**Goal**
Copy out the entries line for line, starting at the line that contains "enumerate the UI" and ending with the line that contains "bar-top [724, 131, 777, 141]", both included. Leave out the pictures.

**Available records**
═══

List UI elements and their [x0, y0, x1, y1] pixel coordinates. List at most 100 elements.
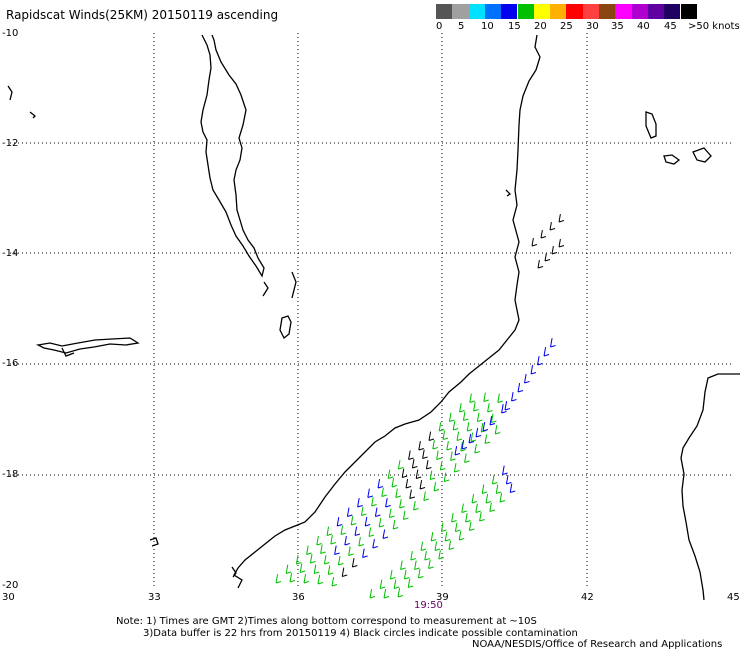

═══

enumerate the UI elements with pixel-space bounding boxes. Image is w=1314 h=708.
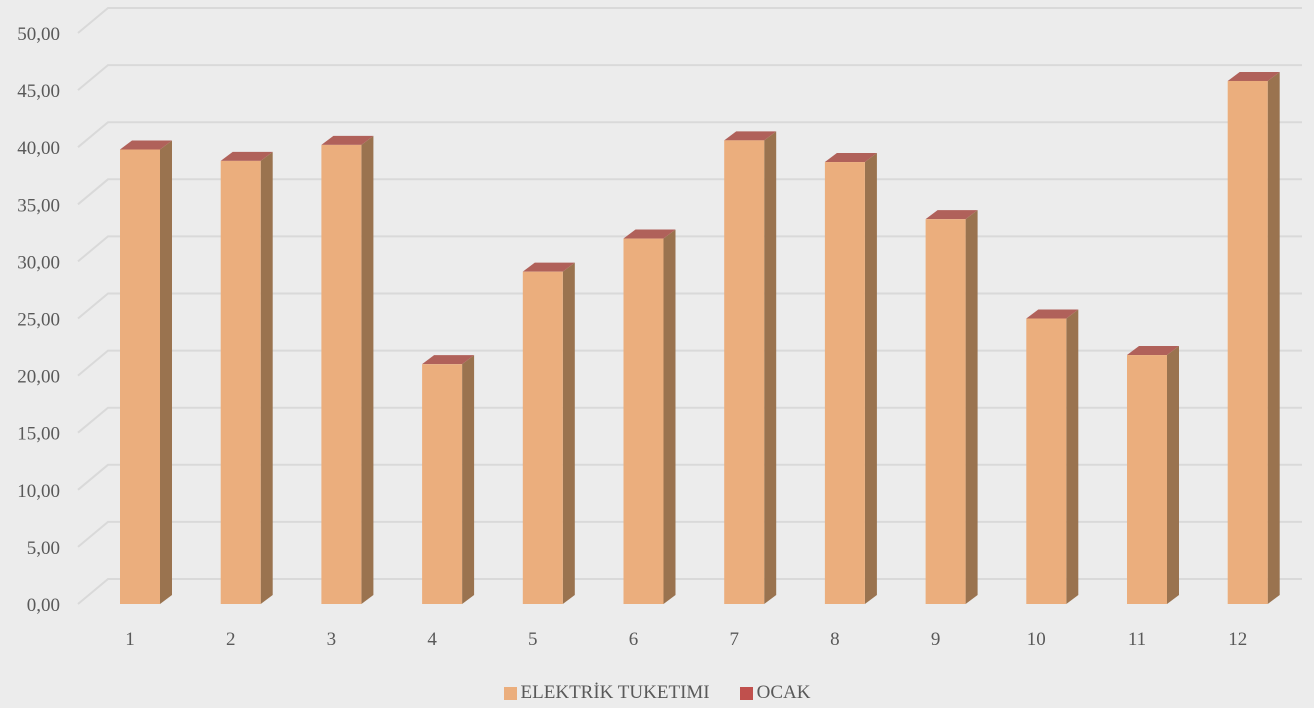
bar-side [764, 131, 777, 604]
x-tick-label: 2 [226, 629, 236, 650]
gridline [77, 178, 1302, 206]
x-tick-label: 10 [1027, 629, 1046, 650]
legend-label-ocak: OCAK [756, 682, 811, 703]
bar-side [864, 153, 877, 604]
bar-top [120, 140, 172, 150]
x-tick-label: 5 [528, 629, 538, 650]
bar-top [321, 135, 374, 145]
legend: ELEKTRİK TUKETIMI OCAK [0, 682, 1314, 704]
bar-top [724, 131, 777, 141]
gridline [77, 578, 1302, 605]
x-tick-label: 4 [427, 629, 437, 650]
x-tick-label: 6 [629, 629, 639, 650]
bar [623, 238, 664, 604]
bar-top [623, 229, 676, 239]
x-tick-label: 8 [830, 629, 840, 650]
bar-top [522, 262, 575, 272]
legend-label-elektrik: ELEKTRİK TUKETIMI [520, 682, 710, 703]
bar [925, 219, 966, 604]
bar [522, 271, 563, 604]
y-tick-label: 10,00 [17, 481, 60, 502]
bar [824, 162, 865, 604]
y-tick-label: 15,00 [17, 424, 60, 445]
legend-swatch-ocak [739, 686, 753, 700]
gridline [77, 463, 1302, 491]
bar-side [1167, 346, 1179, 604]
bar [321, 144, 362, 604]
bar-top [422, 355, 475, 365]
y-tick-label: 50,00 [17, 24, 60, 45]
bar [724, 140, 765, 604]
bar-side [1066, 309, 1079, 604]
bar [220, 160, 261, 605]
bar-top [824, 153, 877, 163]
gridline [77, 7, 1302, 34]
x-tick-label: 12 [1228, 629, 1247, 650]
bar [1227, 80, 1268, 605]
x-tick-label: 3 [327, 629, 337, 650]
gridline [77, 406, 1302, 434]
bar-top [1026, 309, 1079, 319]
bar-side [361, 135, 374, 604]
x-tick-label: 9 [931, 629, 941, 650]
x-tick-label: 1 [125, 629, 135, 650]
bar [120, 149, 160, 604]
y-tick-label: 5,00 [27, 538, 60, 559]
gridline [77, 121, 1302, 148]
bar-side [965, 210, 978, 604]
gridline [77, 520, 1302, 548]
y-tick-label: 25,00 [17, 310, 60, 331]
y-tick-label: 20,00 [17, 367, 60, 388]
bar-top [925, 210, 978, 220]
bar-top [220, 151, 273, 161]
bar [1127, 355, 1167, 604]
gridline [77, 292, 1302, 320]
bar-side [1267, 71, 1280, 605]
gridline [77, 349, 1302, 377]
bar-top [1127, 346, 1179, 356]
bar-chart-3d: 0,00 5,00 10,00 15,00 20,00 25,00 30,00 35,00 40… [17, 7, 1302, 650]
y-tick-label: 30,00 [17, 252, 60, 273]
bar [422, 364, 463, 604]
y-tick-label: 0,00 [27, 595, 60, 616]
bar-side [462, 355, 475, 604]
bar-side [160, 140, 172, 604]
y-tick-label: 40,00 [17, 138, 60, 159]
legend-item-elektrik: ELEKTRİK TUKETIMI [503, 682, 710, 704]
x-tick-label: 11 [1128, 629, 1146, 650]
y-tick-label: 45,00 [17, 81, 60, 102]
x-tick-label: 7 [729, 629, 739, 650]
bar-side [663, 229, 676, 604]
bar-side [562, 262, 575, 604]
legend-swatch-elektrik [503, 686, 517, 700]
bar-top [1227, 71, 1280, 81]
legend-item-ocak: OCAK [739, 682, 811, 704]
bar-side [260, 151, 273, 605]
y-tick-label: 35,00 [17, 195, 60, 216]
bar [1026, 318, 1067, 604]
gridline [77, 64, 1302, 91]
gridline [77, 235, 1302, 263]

═══

**Answer to the exercise**
enumerate the UI elements with pixel-space bounding boxes. Image is w=1314 h=708.
bar-side [764, 131, 777, 604]
x-tick-label: 2 [226, 629, 236, 650]
gridline [77, 178, 1302, 206]
x-tick-label: 10 [1027, 629, 1046, 650]
legend-label-ocak: OCAK [756, 682, 811, 703]
bar-side [864, 153, 877, 604]
bar-top [120, 140, 172, 150]
x-tick-label: 5 [528, 629, 538, 650]
bar-top [321, 135, 374, 145]
legend: ELEKTRİK TUKETIMI OCAK [0, 682, 1314, 704]
bar-top [724, 131, 777, 141]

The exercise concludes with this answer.